All lines in the entries below that hold "tight" make up the answer.

(DATA TO USE)

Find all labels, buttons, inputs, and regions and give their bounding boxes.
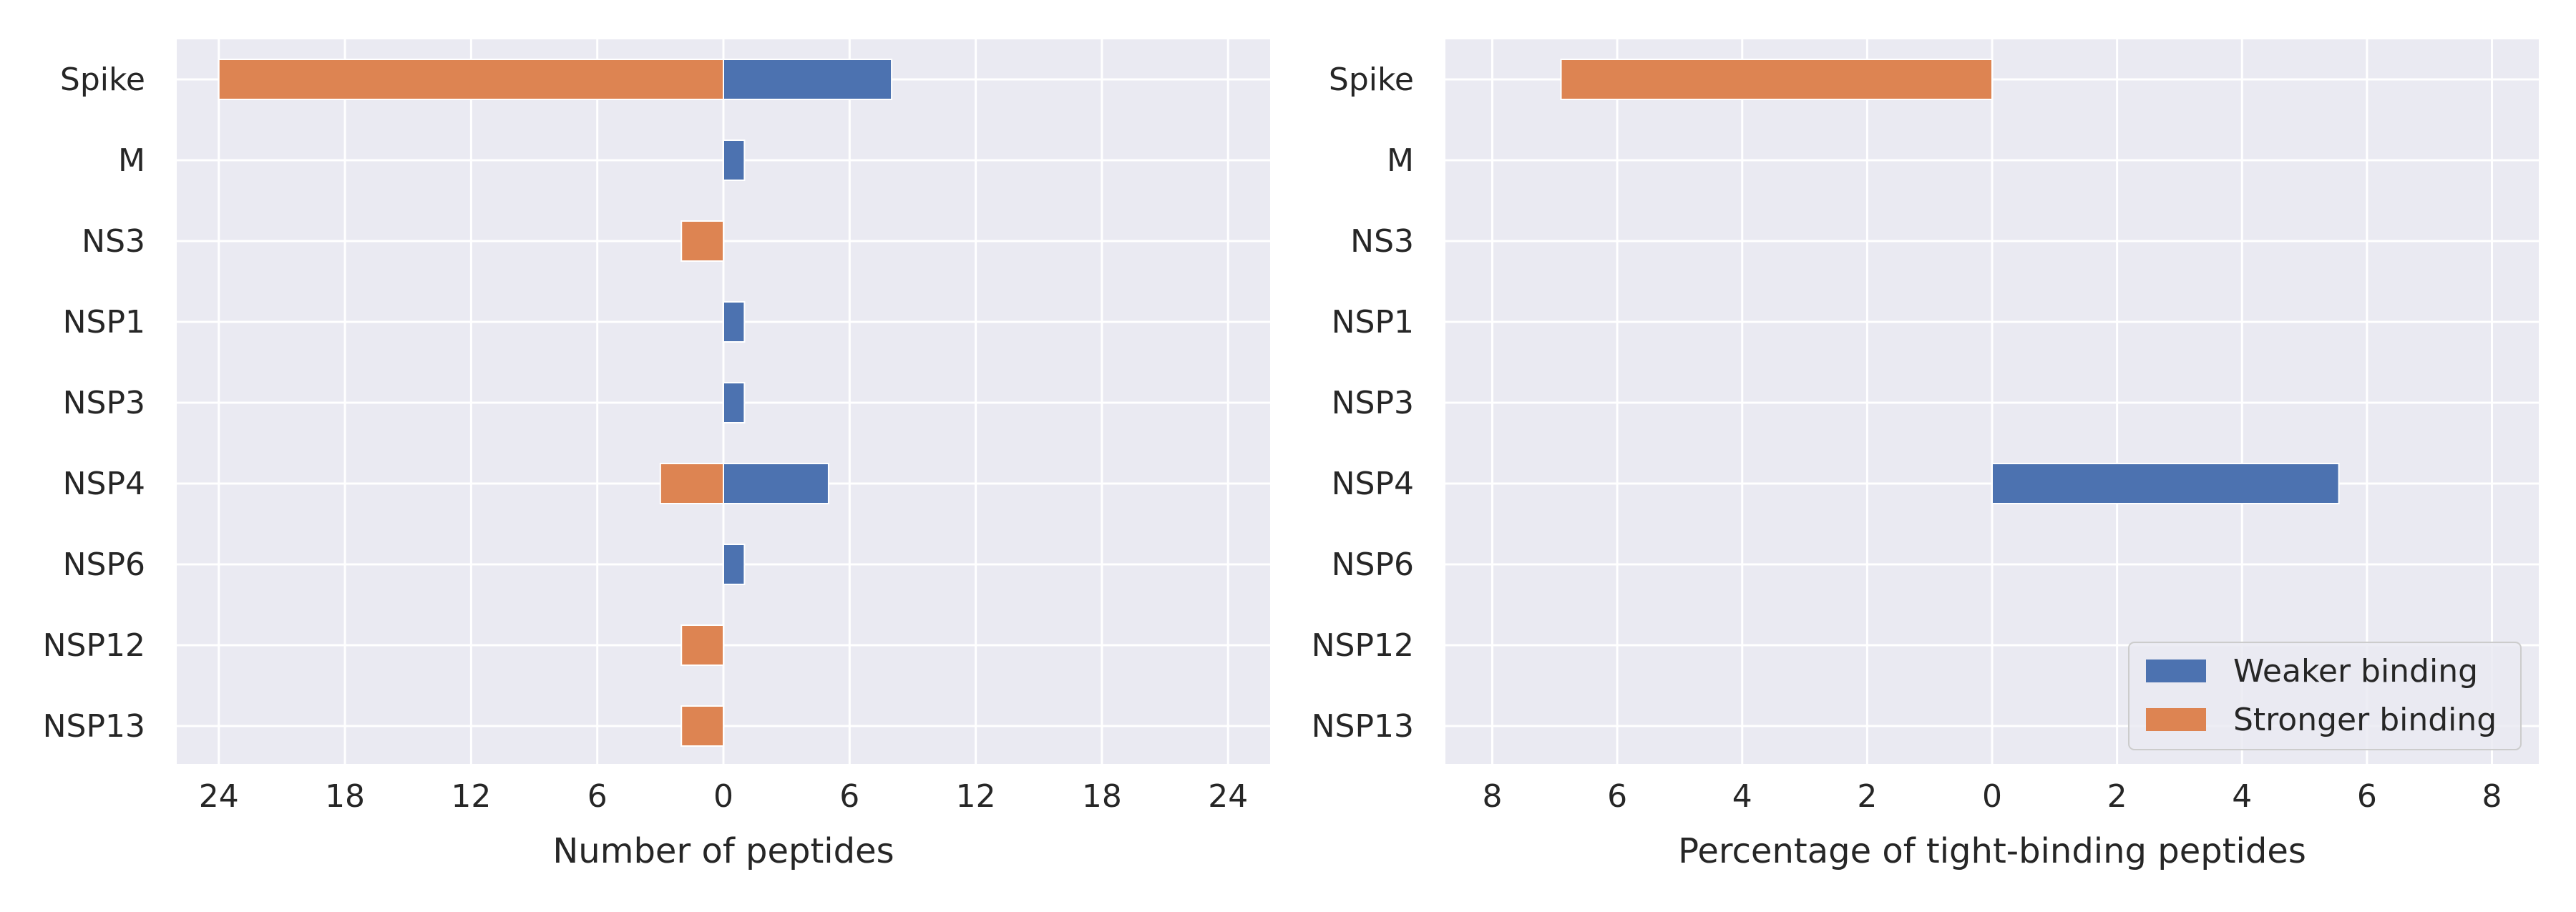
legend-frame	[2128, 642, 2522, 750]
x-tick-label: 18	[1082, 778, 1122, 815]
y-tick-label: NSP1	[1332, 304, 1414, 340]
x-tick-label: 6	[1607, 778, 1627, 815]
y-tick-label: M	[118, 142, 145, 179]
x-tick-label: 6	[587, 778, 608, 815]
x-tick-label: 0	[713, 778, 733, 815]
y-tick-label: NSP12	[43, 627, 145, 664]
y-tick-label: NSP13	[1312, 708, 1414, 745]
bar-weaker-binding-nsp3	[723, 382, 746, 423]
x-tick-label: 4	[2232, 778, 2252, 815]
bar-stronger-binding-spike	[1560, 59, 1994, 100]
bar-weaker-binding-m	[723, 139, 746, 181]
y-tick-label: NS3	[82, 223, 145, 260]
x-tick-label: 18	[325, 778, 365, 815]
x-tick-label: 2	[2107, 778, 2127, 815]
y-tick-label: NSP6	[63, 546, 145, 583]
y-tick-label: Spike	[60, 62, 145, 98]
bar-stronger-binding-nsp13	[680, 705, 725, 747]
bar-weaker-binding-nsp4	[723, 463, 829, 504]
x-tick-label: 6	[2357, 778, 2377, 815]
y-tick-label: NS3	[1350, 223, 1414, 260]
x-axis-label: Number of peptides	[552, 831, 894, 871]
y-tick-label: NSP4	[63, 466, 145, 502]
y-tick-label: NSP12	[1312, 627, 1414, 664]
bar-weaker-binding-nsp6	[723, 544, 746, 585]
x-tick-label: 4	[1732, 778, 1752, 815]
bar-stronger-binding-spike	[218, 59, 724, 100]
y-tick-label: NSP6	[1332, 546, 1414, 583]
legend-label: Weaker binding	[2233, 653, 2478, 690]
y-tick-label: NSP1	[63, 304, 145, 340]
bar-weaker-binding-spike	[723, 59, 893, 100]
legend-swatch	[2146, 708, 2206, 731]
x-tick-label: 0	[1982, 778, 2002, 815]
y-tick-label: NSP3	[63, 385, 145, 421]
legend: Weaker binding Stronger binding	[2128, 642, 2522, 750]
y-tick-label: Spike	[1329, 62, 1414, 98]
x-tick-label: 6	[839, 778, 859, 815]
bar-weaker-binding-nsp1	[723, 301, 746, 343]
y-tick-label: M	[1387, 142, 1414, 179]
y-tick-label: NSP3	[1332, 385, 1414, 421]
x-tick-label: 8	[2482, 778, 2502, 815]
y-tick-label: NSP4	[1332, 466, 1414, 502]
bar-stronger-binding-nsp12	[680, 624, 725, 666]
x-axis-label: Percentage of tight-binding peptides	[1678, 831, 2306, 871]
x-tick-label: 12	[451, 778, 491, 815]
x-tick-label: 24	[199, 778, 239, 815]
bar-stronger-binding-nsp4	[659, 463, 724, 504]
chart-panel-tight-binding-percentage: 8 6 4 2 0 2 4 6 8 Spike M NS3 NSP1 NSP3 NSP4 NSP6 NSP12 N…	[1312, 39, 2539, 871]
x-tick-label: 8	[1482, 778, 1502, 815]
x-tick-label: 2	[1857, 778, 1877, 815]
x-tick-label: 12	[956, 778, 996, 815]
chart-panel-peptide-count: 24 18 12 6 0 6 12 18 24 Spike M NS3 NSP1 NSP3 NSP4 NSP6…	[43, 39, 1270, 871]
y-tick-label: NSP13	[43, 708, 145, 745]
x-tick-label: 24	[1208, 778, 1248, 815]
legend-swatch	[2146, 660, 2206, 682]
legend-label: Stronger binding	[2233, 702, 2497, 738]
bar-stronger-binding-ns3	[680, 220, 725, 262]
bar-weaker-binding-nsp4	[1991, 463, 2340, 504]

(End DATA TO USE)

RESULT:
x-axis-label: Percentage of tight-binding peptides	[1678, 831, 2306, 871]
chart-panel-tight-binding-percentage: 8 6 4 2 0 2 4 6 8 Spike M NS3 NSP1 NSP3 NSP4 NSP6 NSP12 N…	[1312, 39, 2539, 871]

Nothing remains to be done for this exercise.